* _Instructions to follow_:
Reproduce the listing that follows with no differences at all.

::: Record set :::

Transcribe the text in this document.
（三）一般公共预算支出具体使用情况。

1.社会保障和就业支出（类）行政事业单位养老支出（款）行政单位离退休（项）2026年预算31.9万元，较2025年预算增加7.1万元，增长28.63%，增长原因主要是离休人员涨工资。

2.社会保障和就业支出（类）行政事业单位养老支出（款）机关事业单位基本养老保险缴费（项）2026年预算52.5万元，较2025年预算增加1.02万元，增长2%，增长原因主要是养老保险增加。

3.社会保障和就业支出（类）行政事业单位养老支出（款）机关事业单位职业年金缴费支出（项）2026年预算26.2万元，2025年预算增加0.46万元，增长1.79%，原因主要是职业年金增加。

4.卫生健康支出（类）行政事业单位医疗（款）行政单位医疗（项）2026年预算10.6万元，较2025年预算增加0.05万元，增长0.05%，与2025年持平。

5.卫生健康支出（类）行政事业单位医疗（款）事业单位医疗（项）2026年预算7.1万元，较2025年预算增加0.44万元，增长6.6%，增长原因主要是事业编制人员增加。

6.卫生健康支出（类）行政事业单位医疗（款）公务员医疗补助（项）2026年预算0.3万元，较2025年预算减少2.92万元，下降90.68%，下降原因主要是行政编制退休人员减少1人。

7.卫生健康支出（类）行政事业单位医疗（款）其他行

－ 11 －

:::

* _Problem solution_:
Transcribe the text in this document.
（三）一般公共预算支出具体使用情况。

1.社会保障和就业支出（类）行政事业单位养老支出（款）行政单位离退休（项）2026年预算31.9万元，较2025年预算增加7.1万元，增长28.63%，增长原因主要是离休人员涨工资。

2.社会保障和就业支出（类）行政事业单位养老支出（款）机关事业单位基本养老保险缴费（项）2026年预算52.5万元，较2025年预算增加1.02万元，增长2%，增长原因主要是养老保险增加。

3.社会保障和就业支出（类）行政事业单位养老支出（款）机关事业单位职业年金缴费支出（项）2026年预算26.2万元，2025年预算增加0.46万元，增长1.79%，原因主要是职业年金增加。

4.卫生健康支出（类）行政事业单位医疗（款）行政单位医疗（项）2026年预算10.6万元，较2025年预算增加0.05万元，增长0.05%，与2025年持平。

5.卫生健康支出（类）行政事业单位医疗（款）事业单位医疗（项）2026年预算7.1万元，较2025年预算增加0.44万元，增长6.6%，增长原因主要是事业编制人员增加。

6.卫生健康支出（类）行政事业单位医疗（款）公务员医疗补助（项）2026年预算0.3万元，较2025年预算减少2.92万元，下降90.68%，下降原因主要是行政编制退休人员减少1人。

7.卫生健康支出（类）行政事业单位医疗（款）其他行

－ 11 －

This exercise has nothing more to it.